TASKS TO COMPLETE:
- a) Decide whether each statement below agrees with the passage on leg-crossing. For each one, answer yes or no and quote the words of the passage that settle it.
(i) In the Nijmegen study, resistance in the blood vessels rose when the legs were crossed and the heart rate was low.
(ii) People at high risk of blood clots are advised not to cross their legs for long periods of time.
(iii) Crossing the legs has been shown to be a crucial factor in varicose veins.
- b) Carry on the passage on leg-crossing from the point where it stops.

The greatest rise in blood pressure occurs in people already being treated for high blood pressure.
Two possible mechanisms have been proposed to explain why leg-crossing might lead to a temporary rise in blood pressure.
One is that the action of putting one knee over the other sends blood from the legs up to the chest resulting in an increased quantity of blood being pumped out of the heart, raising blood pressure.
An alternative explanation is that blood pressure rises because isometric exercise of the leg muscles (exercise without the joints moving) increases the resistance to the blood passing through the vessels.
This might explain why crossing legs at the ankles doesn’t have the same effect.
In order to establish which of these explanations was the most likely, a study in Nijmegen in the Netherlands took a number of physiological measurements.
The team found that resistance in the blood vessels didn’t rise when the heart rate was low and the legs were crossed, but the amount of blood leaving the heart did, suggesting that the increased blood pressure is due to crossed legs pushing blood up to the heart.
So crossing the legs does appear to cause a temporary rise in blood pressure, but the evidence for any long-term consequences simply isn’t there, with one exception.
People at high risk of blood clots are advised not to cross their legs for long periods of time because for them, impeding the flow of blood could increase their risk of a deep vein thrombosis.
But even if crossing your legs doesn’t give you high blood pressure in the long term, what about the idea that it can give you varicose veins?
The reasons why some people suffer from varicose veins and others don’t is something of a mystery.
Usually tiny valves in the blood vessels prevent blood from flowing back in the wrong direction, but if those valves become stretched and weakened the blood can pool, resulting in the enlarged veins we call varicose veins.
Crossing the legs has not been demonstrated to be a crucial factor.
Whether or not you get varicose veins seems, partly at least, to be down to genetics.
So if veins, blood pressure and nerves are not affected by leg-crossing in the long-term, how about the impact on our joints?
One study found that people who sat with their legs crossed for more than three hours a day were more likely to lean forward and to round their shoulders.
But the research relied on people’s own estimations of how long they crossed their legs for.
As I write this, I’m sitting at my desk and happen to have my legs crossed, but I would have no idea how many hours a day I spend sitting in this way.

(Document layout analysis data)
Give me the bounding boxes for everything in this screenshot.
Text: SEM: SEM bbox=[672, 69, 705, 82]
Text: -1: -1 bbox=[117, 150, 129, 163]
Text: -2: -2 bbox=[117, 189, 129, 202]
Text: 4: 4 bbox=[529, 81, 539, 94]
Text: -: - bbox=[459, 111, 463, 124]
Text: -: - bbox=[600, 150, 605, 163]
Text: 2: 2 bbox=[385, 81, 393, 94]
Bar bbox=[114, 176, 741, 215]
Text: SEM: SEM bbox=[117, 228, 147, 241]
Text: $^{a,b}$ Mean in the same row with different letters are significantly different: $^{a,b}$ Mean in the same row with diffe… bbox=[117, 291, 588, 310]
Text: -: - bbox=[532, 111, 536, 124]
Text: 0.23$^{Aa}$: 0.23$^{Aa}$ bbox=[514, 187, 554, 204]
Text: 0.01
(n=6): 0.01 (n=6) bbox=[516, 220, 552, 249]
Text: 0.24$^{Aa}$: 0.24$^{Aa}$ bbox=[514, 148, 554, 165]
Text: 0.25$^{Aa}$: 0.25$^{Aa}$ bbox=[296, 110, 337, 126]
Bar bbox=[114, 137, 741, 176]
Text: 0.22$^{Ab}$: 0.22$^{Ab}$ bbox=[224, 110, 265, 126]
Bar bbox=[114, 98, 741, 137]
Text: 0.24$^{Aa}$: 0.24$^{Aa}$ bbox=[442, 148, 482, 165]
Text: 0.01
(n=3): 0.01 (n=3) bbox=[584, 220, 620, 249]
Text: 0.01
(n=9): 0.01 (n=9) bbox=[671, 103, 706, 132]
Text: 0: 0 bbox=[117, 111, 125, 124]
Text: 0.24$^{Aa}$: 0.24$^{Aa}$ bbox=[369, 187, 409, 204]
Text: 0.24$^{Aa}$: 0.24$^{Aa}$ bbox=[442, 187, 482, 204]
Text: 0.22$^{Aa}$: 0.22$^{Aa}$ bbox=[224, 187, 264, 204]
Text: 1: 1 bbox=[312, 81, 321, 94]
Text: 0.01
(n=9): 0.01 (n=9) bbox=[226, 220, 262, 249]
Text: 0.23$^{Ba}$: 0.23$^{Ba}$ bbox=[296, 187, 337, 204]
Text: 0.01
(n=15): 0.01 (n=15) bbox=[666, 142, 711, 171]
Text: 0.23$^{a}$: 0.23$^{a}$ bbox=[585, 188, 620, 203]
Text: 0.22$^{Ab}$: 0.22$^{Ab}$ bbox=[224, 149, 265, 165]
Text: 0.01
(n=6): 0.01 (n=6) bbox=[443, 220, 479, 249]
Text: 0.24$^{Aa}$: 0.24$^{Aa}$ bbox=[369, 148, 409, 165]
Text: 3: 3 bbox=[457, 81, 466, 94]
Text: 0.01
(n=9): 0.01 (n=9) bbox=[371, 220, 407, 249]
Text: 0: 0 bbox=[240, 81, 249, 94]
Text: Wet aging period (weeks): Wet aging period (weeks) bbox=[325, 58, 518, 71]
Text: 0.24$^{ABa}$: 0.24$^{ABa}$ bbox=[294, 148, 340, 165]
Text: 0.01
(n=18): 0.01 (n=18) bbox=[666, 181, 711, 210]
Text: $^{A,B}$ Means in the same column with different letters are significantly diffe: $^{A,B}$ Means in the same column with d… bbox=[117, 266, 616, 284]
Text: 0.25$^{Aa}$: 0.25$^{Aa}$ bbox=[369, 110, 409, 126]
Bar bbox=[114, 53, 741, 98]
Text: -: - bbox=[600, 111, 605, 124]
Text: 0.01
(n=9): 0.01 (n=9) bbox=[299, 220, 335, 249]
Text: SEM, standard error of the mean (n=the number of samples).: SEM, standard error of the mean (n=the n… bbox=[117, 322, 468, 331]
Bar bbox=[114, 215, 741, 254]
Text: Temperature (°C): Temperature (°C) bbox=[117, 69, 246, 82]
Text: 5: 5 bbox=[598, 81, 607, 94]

ANSWERS BY TASK:
- a)
(i) No: "resistance in the blood vessels didn’t rise when the heart rate was low and the legs were crossed"
(ii) Yes: "People at high risk of blood clots are advised not to cross their legs for long periods of time"
(iii) No: "Crossing the legs has not been demonstrated to be a crucial factor."

- b)
More recent research published this year found that if people were instructed to sit up straight while they crossed their legs the postural problems were overcome.
Of course whether that’s maintained when you have no experimenter standing over you is another matter.
Incidentally almost twice as many people reported crossing their right leg over their left knee than the other way around.
Slouching doesn’t sound good, but if you are fan of leg-crossing, you might like a rather curious study from the University Medical Centre in Rotterdam which found that it could bring benefits.
Researchers examined young men and women as they sat with their legs either straight, crossed at the knee or crossed at both the knee and the ankle at once.
They then simulated the exact angles of the posture in four embalmed pelvises, which allowed them to measure exactly what our muscles do when we cross our legs.
They found that crossing the legs at the knee increased elongation in the piriformis muscle running behind the hip joint by 11 per cent when compared with sitting with legs uncrossed, and by 21 per cent when compared with standing (interestingly the tension was slightly less if the legs were crossed at the ankle too).
The authors believe that this increases stability in their pelvic joints in a similar way to tensing the abdominal muscles does.
So if you like crossing your legs Kenny Everett-style then you’re unlikely to do yourself any damage, provided you don’t stay in the same position until your legs are numb.
And whoever is sitting next to you on the bus or the train will be grateful to you for taking up less room than the man-spreaders.